• WHAT IS ASKED: Make an exact copy of all the data.

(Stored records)
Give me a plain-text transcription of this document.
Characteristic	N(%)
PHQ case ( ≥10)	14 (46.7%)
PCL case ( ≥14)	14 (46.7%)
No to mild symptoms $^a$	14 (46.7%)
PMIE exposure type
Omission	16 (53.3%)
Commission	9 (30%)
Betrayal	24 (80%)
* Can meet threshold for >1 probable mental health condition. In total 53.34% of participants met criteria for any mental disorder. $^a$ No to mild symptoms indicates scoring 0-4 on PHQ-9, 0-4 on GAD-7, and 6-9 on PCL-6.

• FINISHED EXERCISE:
Give me a plain-text transcription of this document.
Characteristic	N(%)
PHQ case ( ≥10)	14 (46.7%)
PCL case ( ≥14)	14 (46.7%)
No to mild symptoms $^a$	14 (46.7%)
PMIE exposure type
Omission	16 (53.3%)
Commission	9 (30%)
Betrayal	24 (80%)
* Can meet threshold for >1 probable mental health condition. In total 53.34% of participants met criteria for any mental disorder. $^a$ No to mild symptoms indicates scoring 0-4 on PHQ-9, 0-4 on GAD-7, and 6-9 on PCL-6.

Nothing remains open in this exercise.